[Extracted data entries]
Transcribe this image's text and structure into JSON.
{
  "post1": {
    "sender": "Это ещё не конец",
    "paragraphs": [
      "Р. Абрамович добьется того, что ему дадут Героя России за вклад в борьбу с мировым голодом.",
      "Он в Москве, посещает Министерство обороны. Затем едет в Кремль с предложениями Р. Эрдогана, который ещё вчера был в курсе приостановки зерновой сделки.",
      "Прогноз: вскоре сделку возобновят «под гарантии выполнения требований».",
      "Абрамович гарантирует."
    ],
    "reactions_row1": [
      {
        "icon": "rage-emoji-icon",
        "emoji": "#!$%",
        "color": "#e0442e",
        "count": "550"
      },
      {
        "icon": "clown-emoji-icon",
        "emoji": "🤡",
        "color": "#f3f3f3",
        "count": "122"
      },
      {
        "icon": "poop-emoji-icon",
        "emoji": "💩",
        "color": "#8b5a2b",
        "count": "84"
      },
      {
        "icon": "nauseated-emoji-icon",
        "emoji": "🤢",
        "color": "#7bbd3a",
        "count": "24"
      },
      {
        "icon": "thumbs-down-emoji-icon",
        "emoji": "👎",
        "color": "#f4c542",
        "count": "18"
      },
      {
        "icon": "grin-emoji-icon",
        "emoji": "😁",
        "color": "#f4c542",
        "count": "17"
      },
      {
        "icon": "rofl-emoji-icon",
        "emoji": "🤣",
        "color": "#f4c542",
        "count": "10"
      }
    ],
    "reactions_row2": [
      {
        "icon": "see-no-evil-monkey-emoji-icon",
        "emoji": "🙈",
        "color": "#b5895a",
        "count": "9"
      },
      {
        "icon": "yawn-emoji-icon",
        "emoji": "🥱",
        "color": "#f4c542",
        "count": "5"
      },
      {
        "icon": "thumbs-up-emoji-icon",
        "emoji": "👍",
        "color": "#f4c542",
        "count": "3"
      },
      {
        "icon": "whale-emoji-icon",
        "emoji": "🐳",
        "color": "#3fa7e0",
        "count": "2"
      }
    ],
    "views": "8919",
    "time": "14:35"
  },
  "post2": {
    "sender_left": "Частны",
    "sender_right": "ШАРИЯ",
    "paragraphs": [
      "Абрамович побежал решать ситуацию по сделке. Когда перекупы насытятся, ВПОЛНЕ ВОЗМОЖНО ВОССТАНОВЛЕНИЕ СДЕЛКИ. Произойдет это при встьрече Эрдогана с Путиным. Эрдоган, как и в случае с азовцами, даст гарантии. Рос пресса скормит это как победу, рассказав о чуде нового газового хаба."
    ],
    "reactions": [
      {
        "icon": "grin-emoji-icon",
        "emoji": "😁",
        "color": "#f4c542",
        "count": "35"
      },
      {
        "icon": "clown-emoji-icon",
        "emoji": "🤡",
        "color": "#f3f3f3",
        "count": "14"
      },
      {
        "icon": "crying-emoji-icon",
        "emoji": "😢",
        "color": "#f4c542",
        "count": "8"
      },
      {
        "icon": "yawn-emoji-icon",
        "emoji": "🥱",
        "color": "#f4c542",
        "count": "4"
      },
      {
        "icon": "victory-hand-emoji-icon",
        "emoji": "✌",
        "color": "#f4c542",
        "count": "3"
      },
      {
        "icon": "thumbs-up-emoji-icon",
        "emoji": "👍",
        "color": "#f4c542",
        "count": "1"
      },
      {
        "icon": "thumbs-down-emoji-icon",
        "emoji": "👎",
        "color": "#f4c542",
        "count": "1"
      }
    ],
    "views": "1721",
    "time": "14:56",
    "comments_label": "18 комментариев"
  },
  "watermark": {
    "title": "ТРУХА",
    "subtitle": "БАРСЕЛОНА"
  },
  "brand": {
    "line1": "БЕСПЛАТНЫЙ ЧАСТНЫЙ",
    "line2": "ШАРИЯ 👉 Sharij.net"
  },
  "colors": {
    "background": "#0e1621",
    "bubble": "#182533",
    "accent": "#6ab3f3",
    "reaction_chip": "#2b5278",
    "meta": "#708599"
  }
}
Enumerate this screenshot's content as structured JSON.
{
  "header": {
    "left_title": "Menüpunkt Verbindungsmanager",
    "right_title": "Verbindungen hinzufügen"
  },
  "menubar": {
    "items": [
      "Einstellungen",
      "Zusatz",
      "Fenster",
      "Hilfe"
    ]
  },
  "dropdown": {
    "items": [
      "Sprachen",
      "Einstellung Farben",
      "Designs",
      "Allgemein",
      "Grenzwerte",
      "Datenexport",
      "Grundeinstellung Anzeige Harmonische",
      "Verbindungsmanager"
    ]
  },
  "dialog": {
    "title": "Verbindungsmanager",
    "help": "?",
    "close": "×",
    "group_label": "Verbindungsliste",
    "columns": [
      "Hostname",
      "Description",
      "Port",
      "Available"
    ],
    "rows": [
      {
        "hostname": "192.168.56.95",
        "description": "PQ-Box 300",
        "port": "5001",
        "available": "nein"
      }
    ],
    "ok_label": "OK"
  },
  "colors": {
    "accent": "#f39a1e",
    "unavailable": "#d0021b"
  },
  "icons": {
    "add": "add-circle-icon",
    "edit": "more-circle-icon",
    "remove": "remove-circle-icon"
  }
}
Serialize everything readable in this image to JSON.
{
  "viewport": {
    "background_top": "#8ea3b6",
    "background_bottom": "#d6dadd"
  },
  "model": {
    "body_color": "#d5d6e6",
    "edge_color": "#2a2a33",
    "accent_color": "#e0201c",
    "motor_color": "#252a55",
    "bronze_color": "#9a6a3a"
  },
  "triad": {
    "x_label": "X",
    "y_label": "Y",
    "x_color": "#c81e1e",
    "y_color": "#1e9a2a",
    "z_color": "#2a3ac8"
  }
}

● **Direction**
Without omitting anything, output the entries exactly.

● **Exercise answer**
Transcribe this image's text and structure into JSON.
{
  "post1": {
    "sender": "Это ещё не конец",
    "paragraphs": [
      "Р. Абрамович добьется того, что ему дадут Героя России за вклад в борьбу с мировым голодом.",
      "Он в Москве, посещает Министерство обороны. Затем едет в Кремль с предложениями Р. Эрдогана, который ещё вчера был в курсе приостановки зерновой сделки.",
      "Прогноз: вскоре сделку возобновят «под гарантии выполнения требований».",
      "Абрамович гарантирует."
    ],
    "reactions_row1": [
      {
        "icon": "rage-emoji-icon",
        "emoji": "#!$%",
        "color": "#e0442e",
        "count": "550"
      },
      {
        "icon": "clown-emoji-icon",
        "emoji": "🤡",
        "color": "#f3f3f3",
        "count": "122"
      },
      {
        "icon": "poop-emoji-icon",
        "emoji": "💩",
        "color": "#8b5a2b",
        "count": "84"
      },
      {
        "icon": "nauseated-emoji-icon",
        "emoji": "🤢",
        "color": "#7bbd3a",
        "count": "24"
      },
      {
        "icon": "thumbs-down-emoji-icon",
        "emoji": "👎",
        "color": "#f4c542",
        "count": "18"
      },
      {
        "icon": "grin-emoji-icon",
        "emoji": "😁",
        "color": "#f4c542",
        "count": "17"
      },
      {
        "icon": "rofl-emoji-icon",
        "emoji": "🤣",
        "color": "#f4c542",
        "count": "10"
      }
    ],
    "reactions_row2": [
      {
        "icon": "see-no-evil-monkey-emoji-icon",
        "emoji": "🙈",
        "color": "#b5895a",
        "count": "9"
      },
      {
        "icon": "yawn-emoji-icon",
        "emoji": "🥱",
        "color": "#f4c542",
        "count": "5"
      },
      {
        "icon": "thumbs-up-emoji-icon",
        "emoji": "👍",
        "color": "#f4c542",
        "count": "3"
      },
      {
        "icon": "whale-emoji-icon",
        "emoji": "🐳",
        "color": "#3fa7e0",
        "count": "2"
      }
    ],
    "views": "8919",
    "time": "14:35"
  },
  "post2": {
    "sender_left": "Частны",
    "sender_right": "ШАРИЯ",
    "paragraphs": [
      "Абрамович побежал решать ситуацию по сделке. Когда перекупы насытятся, ВПОЛНЕ ВОЗМОЖНО ВОССТАНОВЛЕНИЕ СДЕЛКИ. Произойдет это при встьрече Эрдогана с Путиным. Эрдоган, как и в случае с азовцами, даст гарантии. Рос пресса скормит это как победу, рассказав о чуде нового газового хаба."
    ],
    "reactions": [
      {
        "icon": "grin-emoji-icon",
        "emoji": "😁",
        "color": "#f4c542",
        "count": "35"
      },
      {
        "icon": "clown-emoji-icon",
        "emoji": "🤡",
        "color": "#f3f3f3",
        "count": "14"
      },
      {
        "icon": "crying-emoji-icon",
        "emoji": "😢",
        "color": "#f4c542",
        "count": "8"
      },
      {
        "icon": "yawn-emoji-icon",
        "emoji": "🥱",
        "color": "#f4c542",
        "count": "4"
      },
      {
        "icon": "victory-hand-emoji-icon",
        "emoji": "✌",
        "color": "#f4c542",
        "count": "3"
      },
      {
        "icon": "thumbs-up-emoji-icon",
        "emoji": "👍",
        "color": "#f4c542",
        "count": "1"
      },
      {
        "icon": "thumbs-down-emoji-icon",
        "emoji": "👎",
        "color": "#f4c542",
        "count": "1"
      }
    ],
    "views": "1721",
    "time": "14:56",
    "comments_label": "18 комментариев"
  },
  "watermark": {
    "title": "ТРУХА",
    "subtitle": "БАРСЕЛОНА"
  },
  "brand": {
    "line1": "БЕСПЛАТНЫЙ ЧАСТНЫЙ",
    "line2": "ШАРИЯ 👉 Sharij.net"
  },
  "colors": {
    "background": "#0e1621",
    "bubble": "#182533",
    "accent": "#6ab3f3",
    "reaction_chip": "#2b5278",
    "meta": "#708599"
  }
}
Enumerate this screenshot's content as structured JSON.
{
  "header": {
    "left_title": "Menüpunkt Verbindungsmanager",
    "right_title": "Verbindungen hinzufügen"
  },
  "menubar": {
    "items": [
      "Einstellungen",
      "Zusatz",
      "Fenster",
      "Hilfe"
    ]
  },
  "dropdown": {
    "items": [
      "Sprachen",
      "Einstellung Farben",
      "Designs",
      "Allgemein",
      "Grenzwerte",
      "Datenexport",
      "Grundeinstellung Anzeige Harmonische",
      "Verbindungsmanager"
    ]
  },
  "dialog": {
    "title": "Verbindungsmanager",
    "help": "?",
    "close": "×",
    "group_label": "Verbindungsliste",
    "columns": [
      "Hostname",
      "Description",
      "Port",
      "Available"
    ],
    "rows": [
      {
        "hostname": "192.168.56.95",
        "description": "PQ-Box 300",
        "port": "5001",
        "available": "nein"
      }
    ],
    "ok_label": "OK"
  },
  "colors": {
    "accent": "#f39a1e",
    "unavailable": "#d0021b"
  },
  "icons": {
    "add": "add-circle-icon",
    "edit": "more-circle-icon",
    "remove": "remove-circle-icon"
  }
}
Serialize everything readable in this image to JSON.
{
  "viewport": {
    "background_top": "#8ea3b6",
    "background_bottom": "#d6dadd"
  },
  "model": {
    "body_color": "#d5d6e6",
    "edge_color": "#2a2a33",
    "accent_color": "#e0201c",
    "motor_color": "#252a55",
    "bronze_color": "#9a6a3a"
  },
  "triad": {
    "x_label": "X",
    "y_label": "Y",
    "x_color": "#c81e1e",
    "y_color": "#1e9a2a",
    "z_color": "#2a3ac8"
  }
}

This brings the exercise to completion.